The exercise ▸
Quote the records beneath, complete and exact. Leave out images.

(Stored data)
** Begin **
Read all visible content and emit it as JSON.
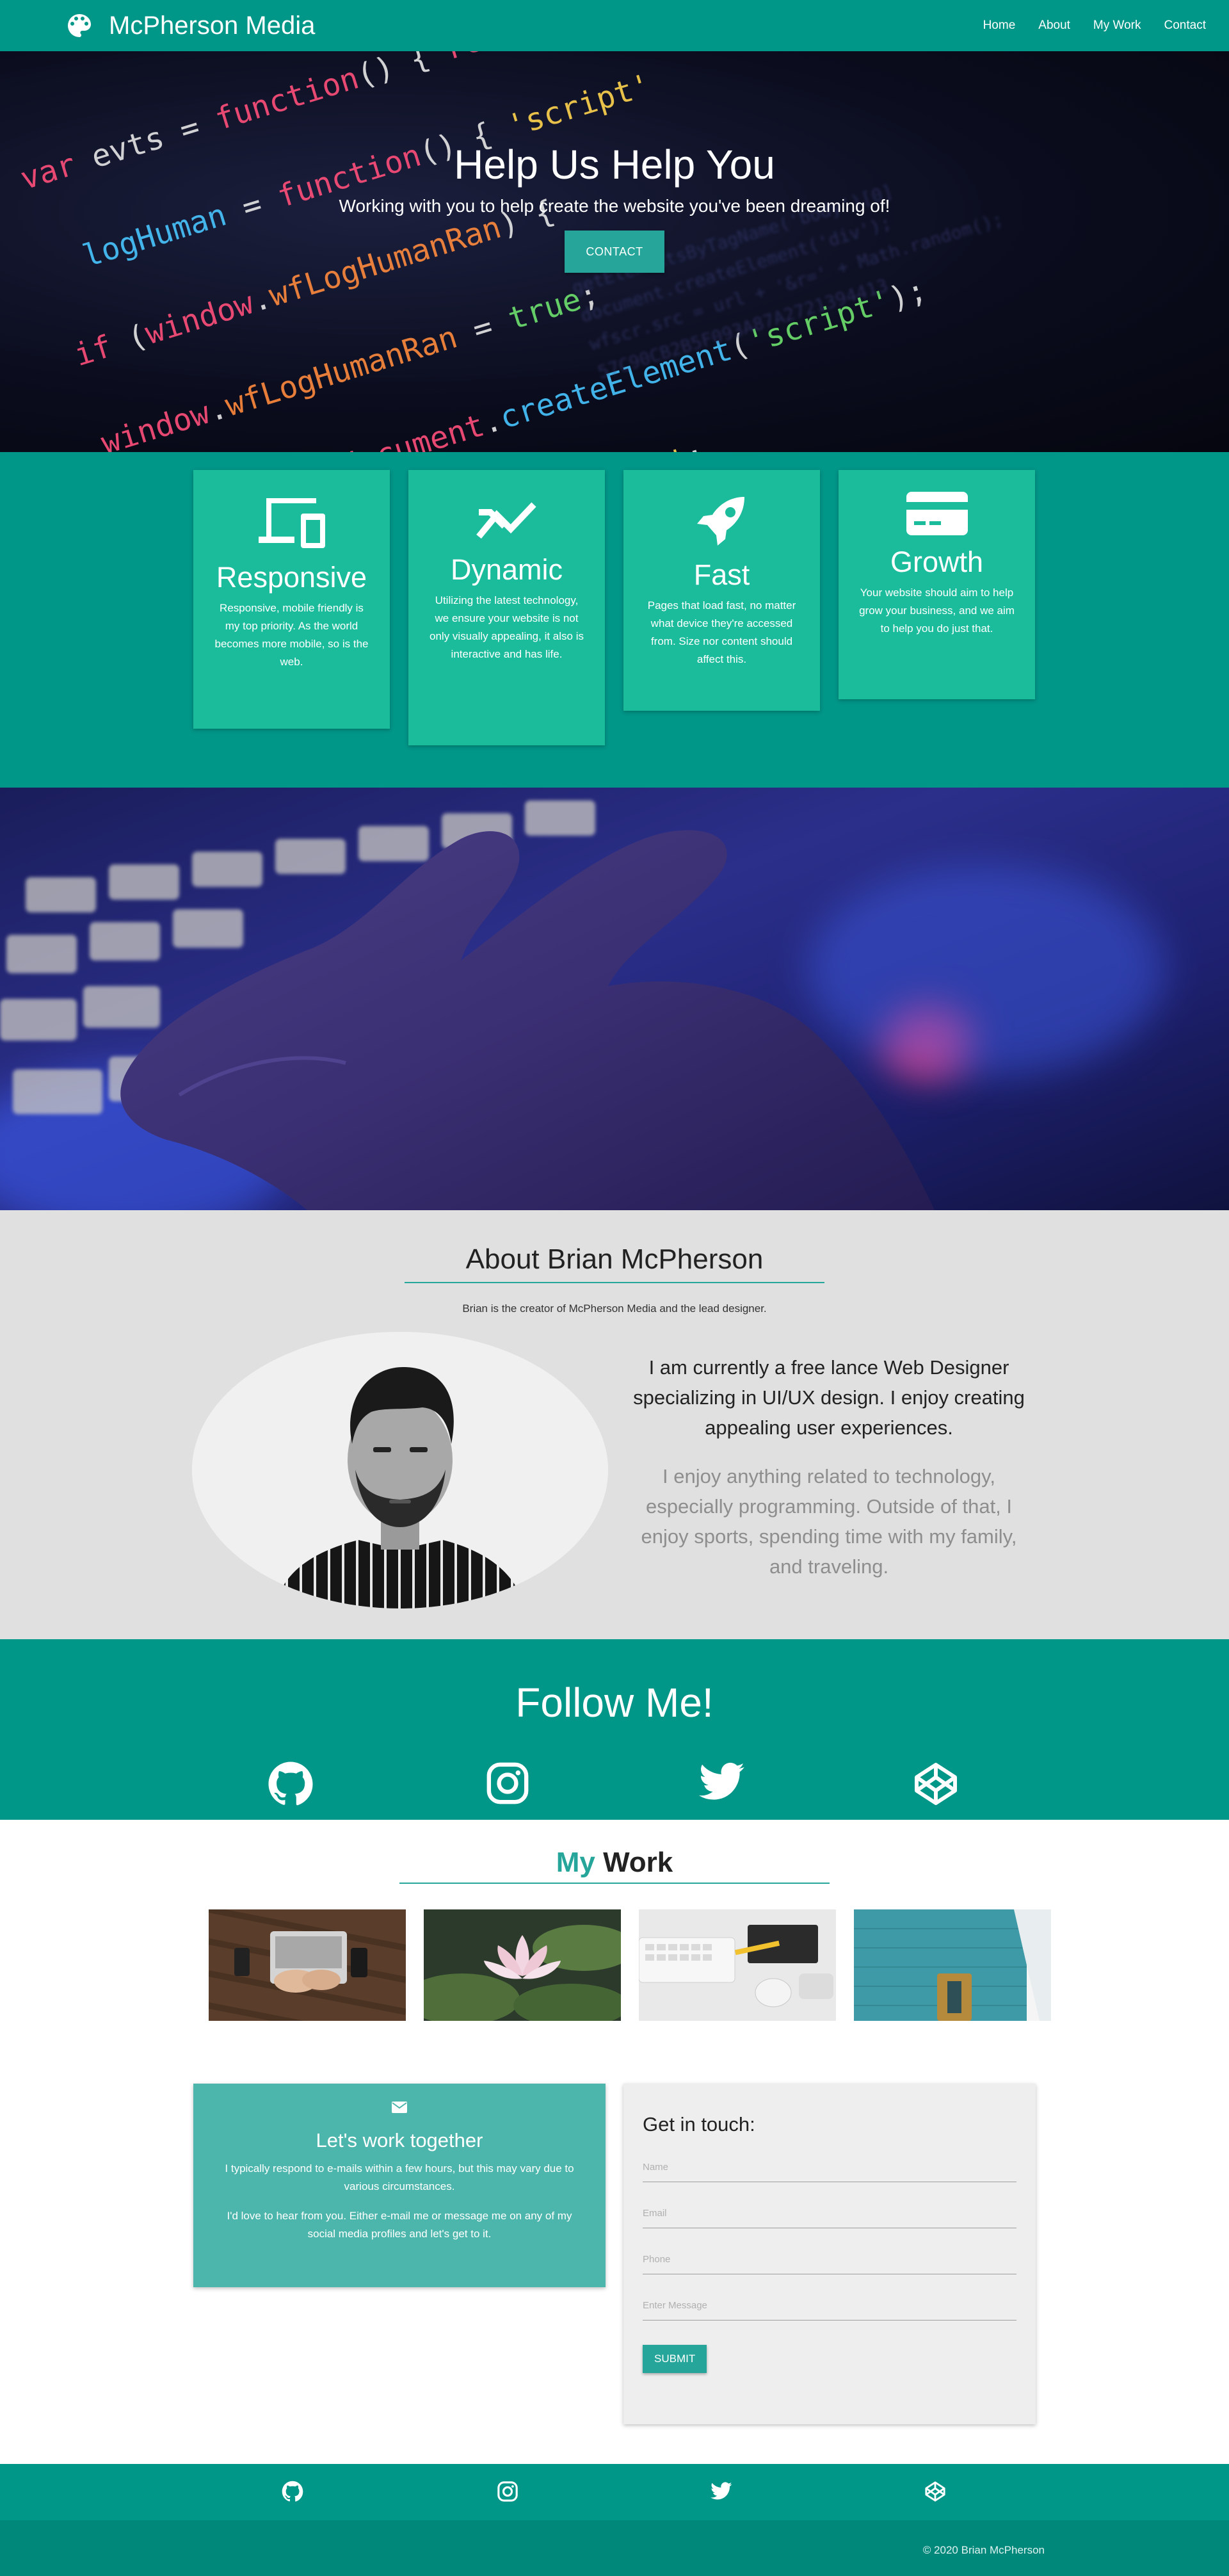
{
  "nav": {
    "brand": "McPherson Media",
    "links": [
      "Home",
      "About",
      "My Work",
      "Contact"
    ]
  },
  "hero": {
    "title": "Help Us Help You",
    "subtitle": "Working with you to help create the website you've been dreaming of!",
    "button": "CONTACT"
  },
  "features": [
    {
      "icon": "devices-icon",
      "title": "Responsive",
      "text": "Responsive, mobile friendly is my top priority. As the world becomes more mobile, so is the web."
    },
    {
      "icon": "trending-icon",
      "title": "Dynamic",
      "text": "Utilizing the latest technology, we ensure your website is not only visually appealing, it also is interactive and has life."
    },
    {
      "icon": "rocket-icon",
      "title": "Fast",
      "text": "Pages that load fast, no matter what device they're accessed from. Size nor content should affect this."
    },
    {
      "icon": "credit-card-icon",
      "title": "Growth",
      "text": "Your website should aim to help grow your business, and we aim to help you do just that."
    }
  ],
  "about": {
    "title": "About Brian McPherson",
    "intro": "Brian is the creator of McPherson Media and the lead designer.",
    "p1": "I am currently a free lance Web Designer specializing in UI/UX design. I enjoy creating appealing user experiences.",
    "p2": "I enjoy anything related to technology, especially programming. Outside of that, I enjoy sports, spending time with my family, and traveling."
  },
  "follow": {
    "title": "Follow Me!",
    "icons": [
      "github-icon",
      "instagram-icon",
      "twitter-icon",
      "codepen-icon"
    ]
  },
  "work": {
    "title_accent": "My",
    "title_rest": " Work"
  },
  "contact": {
    "card_title": "Let's work together",
    "card_text1": "I typically respond to e-mails within a few hours, but this may vary due to various circumstances.",
    "card_text2": "I'd love to hear from you. Either e-mail me or message me on any of my social media profiles and let's get to it.",
    "form_title": "Get in touch:",
    "fields": {
      "name": "Name",
      "email": "Email",
      "phone": "Phone",
      "message": "Enter Message"
    },
    "submit": "SUBMIT"
  },
  "footer": {
    "copyright": "© 2020 Brian McPherson"
  },
  "colors": {
    "primary": "#009688",
    "accent": "#26a69a",
    "card": "#1abc9c"
  }
}
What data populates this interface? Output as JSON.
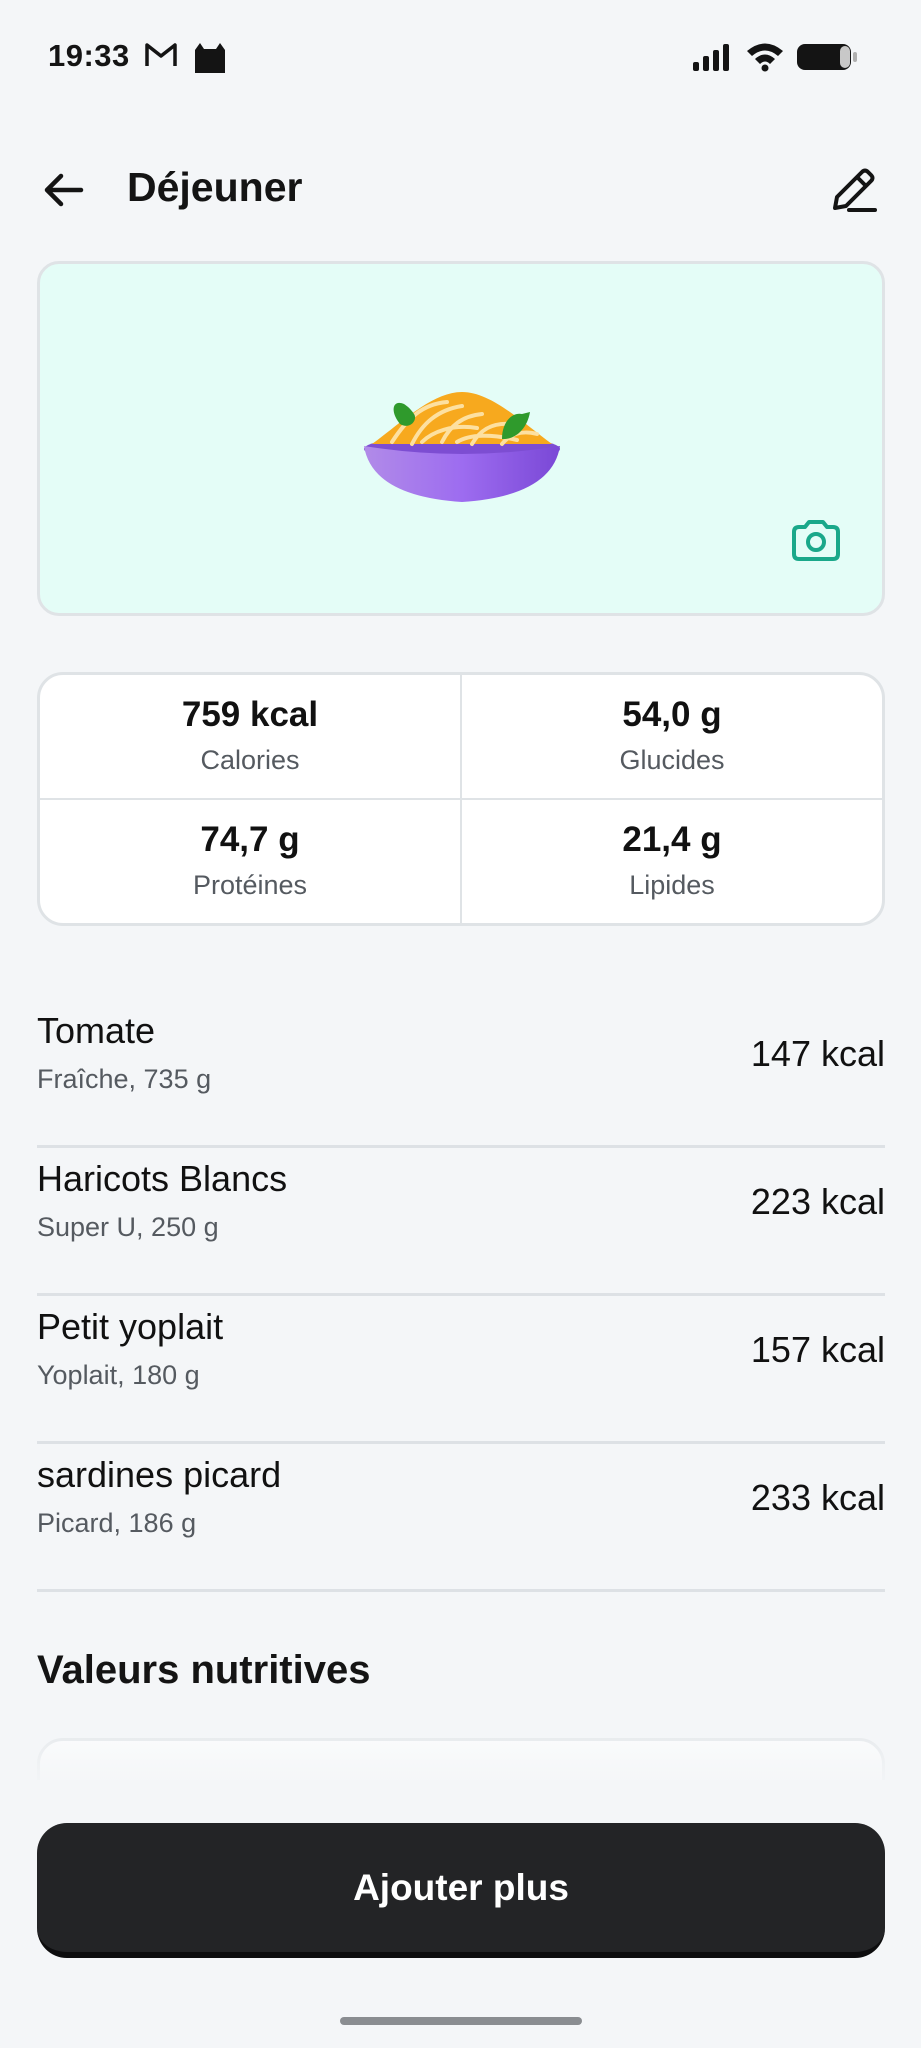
{
  "status_bar": {
    "time": "19:33"
  },
  "header": {
    "title": "Déjeuner"
  },
  "macros": [
    {
      "value": "759 kcal",
      "label": "Calories"
    },
    {
      "value": "54,0 g",
      "label": "Glucides"
    },
    {
      "value": "74,7 g",
      "label": "Protéines"
    },
    {
      "value": "21,4 g",
      "label": "Lipides"
    }
  ],
  "foods": [
    {
      "name": "Tomate",
      "detail": "Fraîche, 735 g",
      "kcal": "147 kcal"
    },
    {
      "name": "Haricots Blancs",
      "detail": "Super U, 250 g",
      "kcal": "223 kcal"
    },
    {
      "name": "Petit yoplait",
      "detail": "Yoplait, 180 g",
      "kcal": "157 kcal"
    },
    {
      "name": "sardines picard",
      "detail": "Picard, 186 g",
      "kcal": "233 kcal"
    }
  ],
  "nutrition": {
    "title": "Valeurs nutritives"
  },
  "actions": {
    "add_label": "Ajouter plus"
  },
  "colors": {
    "background": "#f4f6f8",
    "photo_bg": "#e4fdf7",
    "accent_teal": "#1aa88a",
    "button_dark": "#232426"
  },
  "icons": {
    "back": "arrow-left-icon",
    "edit": "pencil-icon",
    "camera": "camera-icon",
    "meal": "pasta-bowl-illustration"
  }
}
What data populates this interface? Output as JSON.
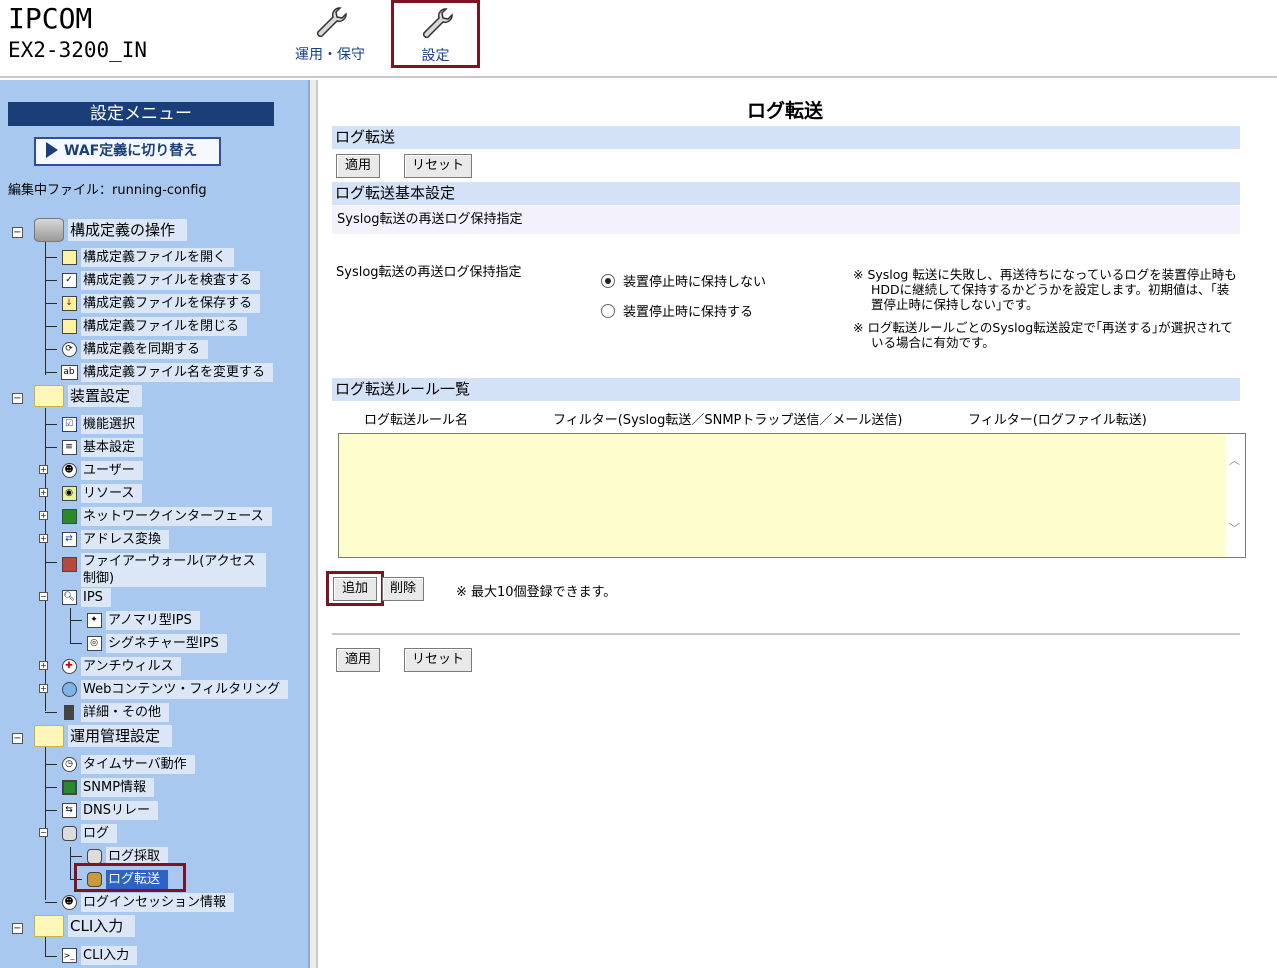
{
  "header": {
    "brand": "IPCOM",
    "device": "EX2-3200_IN",
    "tabs": [
      {
        "label": "運用・保守",
        "icon": "wrench-icon"
      },
      {
        "label": "設定",
        "icon": "wrench-icon"
      }
    ]
  },
  "sidebar": {
    "title": "設定メニュー",
    "waf_button": "WAF定義に切り替え",
    "editing_file": "編集中ファイル：running-config",
    "tree": {
      "config_ops": {
        "label": "構成定義の操作",
        "items": [
          "構成定義ファイルを開く",
          "構成定義ファイルを検査する",
          "構成定義ファイルを保存する",
          "構成定義ファイルを閉じる",
          "構成定義を同期する",
          "構成定義ファイル名を変更する"
        ]
      },
      "device": {
        "label": "装置設定",
        "items": [
          "機能選択",
          "基本設定",
          "ユーザー",
          "リソース",
          "ネットワークインターフェース",
          "アドレス変換",
          "ファイアーウォール(アクセス制御)",
          "IPS",
          "アンチウィルス",
          "Webコンテンツ・フィルタリング",
          "詳細・その他"
        ],
        "ips_children": [
          "アノマリ型IPS",
          "シグネチャー型IPS"
        ]
      },
      "ops_mgmt": {
        "label": "運用管理設定",
        "items": [
          "タイムサーバ動作",
          "SNMP情報",
          "DNSリレー",
          "ログ",
          "ログインセッション情報"
        ],
        "log_children": [
          "ログ採取",
          "ログ転送"
        ]
      },
      "cli": {
        "label": "CLI入力",
        "items": [
          "CLI入力"
        ]
      }
    }
  },
  "main": {
    "title": "ログ転送",
    "section_log_transfer": "ログ転送",
    "apply_label": "適用",
    "reset_label": "リセット",
    "section_basic": "ログ転送基本設定",
    "subrow": "Syslog転送の再送ログ保持指定",
    "field_label": "Syslog転送の再送ログ保持指定",
    "radio_options": [
      {
        "label": "装置停止時に保持しない",
        "checked": true
      },
      {
        "label": "装置停止時に保持する",
        "checked": false
      }
    ],
    "notes": [
      "※ Syslog 転送に失敗し、再送待ちになっているログを装置停止時もHDDに継続して保持するかどうかを設定します。初期値は、｢装置停止時に保持しない｣です。",
      "※ ログ転送ルールごとのSyslog転送設定で｢再送する｣が選択されている場合に有効です。"
    ],
    "section_rules": "ログ転送ルール一覧",
    "columns": [
      "ログ転送ルール名",
      "フィルター(Syslog転送／SNMPトラップ送信／メール送信)",
      "フィルター(ログファイル転送)"
    ],
    "add_label": "追加",
    "delete_label": "削除",
    "max_note": "※ 最大10個登録できます。"
  }
}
** End **
Result for this task ▸
Read all visible content and emit it as JSON.
{
  "nav": {
    "brand": "McPherson Media",
    "links": [
      "Home",
      "About",
      "My Work",
      "Contact"
    ]
  },
  "hero": {
    "title": "Help Us Help You",
    "subtitle": "Working with you to help create the website you've been dreaming of!",
    "button": "CONTACT"
  },
  "features": [
    {
      "icon": "devices-icon",
      "title": "Responsive",
      "text": "Responsive, mobile friendly is my top priority. As the world becomes more mobile, so is the web."
    },
    {
      "icon": "trending-icon",
      "title": "Dynamic",
      "text": "Utilizing the latest technology, we ensure your website is not only visually appealing, it also is interactive and has life."
    },
    {
      "icon": "rocket-icon",
      "title": "Fast",
      "text": "Pages that load fast, no matter what device they're accessed from. Size nor content should affect this."
    },
    {
      "icon": "credit-card-icon",
      "title": "Growth",
      "text": "Your website should aim to help grow your business, and we aim to help you do just that."
    }
  ],
  "about": {
    "title": "About Brian McPherson",
    "intro": "Brian is the creator of McPherson Media and the lead designer.",
    "p1": "I am currently a free lance Web Designer specializing in UI/UX design. I enjoy creating appealing user experiences.",
    "p2": "I enjoy anything related to technology, especially programming. Outside of that, I enjoy sports, spending time with my family, and traveling."
  },
  "follow": {
    "title": "Follow Me!",
    "icons": [
      "github-icon",
      "instagram-icon",
      "twitter-icon",
      "codepen-icon"
    ]
  },
  "work": {
    "title_accent": "My",
    "title_rest": " Work"
  },
  "contact": {
    "card_title": "Let's work together",
    "card_text1": "I typically respond to e-mails within a few hours, but this may vary due to various circumstances.",
    "card_text2": "I'd love to hear from you. Either e-mail me or message me on any of my social media profiles and let's get to it.",
    "form_title": "Get in touch:",
    "fields": {
      "name": "Name",
      "email": "Email",
      "phone": "Phone",
      "message": "Enter Message"
    },
    "submit": "SUBMIT"
  },
  "footer": {
    "copyright": "© 2020 Brian McPherson"
  },
  "colors": {
    "primary": "#009688",
    "accent": "#26a69a",
    "card": "#1abc9c"
  }
}
What data populates this interface? Output as JSON.
{
  "status_bar": {
    "time": "19:33"
  },
  "header": {
    "title": "Déjeuner"
  },
  "macros": [
    {
      "value": "759 kcal",
      "label": "Calories"
    },
    {
      "value": "54,0 g",
      "label": "Glucides"
    },
    {
      "value": "74,7 g",
      "label": "Protéines"
    },
    {
      "value": "21,4 g",
      "label": "Lipides"
    }
  ],
  "foods": [
    {
      "name": "Tomate",
      "detail": "Fraîche, 735 g",
      "kcal": "147 kcal"
    },
    {
      "name": "Haricots Blancs",
      "detail": "Super U, 250 g",
      "kcal": "223 kcal"
    },
    {
      "name": "Petit yoplait",
      "detail": "Yoplait, 180 g",
      "kcal": "157 kcal"
    },
    {
      "name": "sardines picard",
      "detail": "Picard, 186 g",
      "kcal": "233 kcal"
    }
  ],
  "nutrition": {
    "title": "Valeurs nutritives"
  },
  "actions": {
    "add_label": "Ajouter plus"
  },
  "colors": {
    "background": "#f4f6f8",
    "photo_bg": "#e4fdf7",
    "accent_teal": "#1aa88a",
    "button_dark": "#232426"
  },
  "icons": {
    "back": "arrow-left-icon",
    "edit": "pencil-icon",
    "camera": "camera-icon",
    "meal": "pasta-bowl-illustration"
  }
}
What data populates this interface? Output as JSON.
{
  "header": {
    "brand": "IPCOM",
    "device": "EX2-3200_IN",
    "tabs": [
      {
        "label": "運用・保守",
        "icon": "wrench-icon"
      },
      {
        "label": "設定",
        "icon": "wrench-icon"
      }
    ]
  },
  "sidebar": {
    "title": "設定メニュー",
    "waf_button": "WAF定義に切り替え",
    "editing_file": "編集中ファイル：running-config",
    "tree": {
      "config_ops": {
        "label": "構成定義の操作",
        "items": [
          "構成定義ファイルを開く",
          "構成定義ファイルを検査する",
          "構成定義ファイルを保存する",
          "構成定義ファイルを閉じる",
          "構成定義を同期する",
          "構成定義ファイル名を変更する"
        ]
      },
      "device": {
        "label": "装置設定",
        "items": [
          "機能選択",
          "基本設定",
          "ユーザー",
          "リソース",
          "ネットワークインターフェース",
          "アドレス変換",
          "ファイアーウォール(アクセス制御)",
          "IPS",
          "アンチウィルス",
          "Webコンテンツ・フィルタリング",
          "詳細・その他"
        ],
        "ips_children": [
          "アノマリ型IPS",
          "シグネチャー型IPS"
        ]
      },
      "ops_mgmt": {
        "label": "運用管理設定",
        "items": [
          "タイムサーバ動作",
          "SNMP情報",
          "DNSリレー",
          "ログ",
          "ログインセッション情報"
        ],
        "log_children": [
          "ログ採取",
          "ログ転送"
        ]
      },
      "cli": {
        "label": "CLI入力",
        "items": [
          "CLI入力"
        ]
      }
    }
  },
  "main": {
    "title": "ログ転送",
    "section_log_transfer": "ログ転送",
    "apply_label": "適用",
    "reset_label": "リセット",
    "section_basic": "ログ転送基本設定",
    "subrow": "Syslog転送の再送ログ保持指定",
    "field_label": "Syslog転送の再送ログ保持指定",
    "radio_options": [
      {
        "label": "装置停止時に保持しない",
        "checked": true
      },
      {
        "label": "装置停止時に保持する",
        "checked": false
      }
    ],
    "notes": [
      "※ Syslog 転送に失敗し、再送待ちになっているログを装置停止時もHDDに継続して保持するかどうかを設定します。初期値は、｢装置停止時に保持しない｣です。",
      "※ ログ転送ルールごとのSyslog転送設定で｢再送する｣が選択されている場合に有効です。"
    ],
    "section_rules": "ログ転送ルール一覧",
    "columns": [
      "ログ転送ルール名",
      "フィルター(Syslog転送／SNMPトラップ送信／メール送信)",
      "フィルター(ログファイル転送)"
    ],
    "add_label": "追加",
    "delete_label": "削除",
    "max_note": "※ 最大10個登録できます。"
  }
}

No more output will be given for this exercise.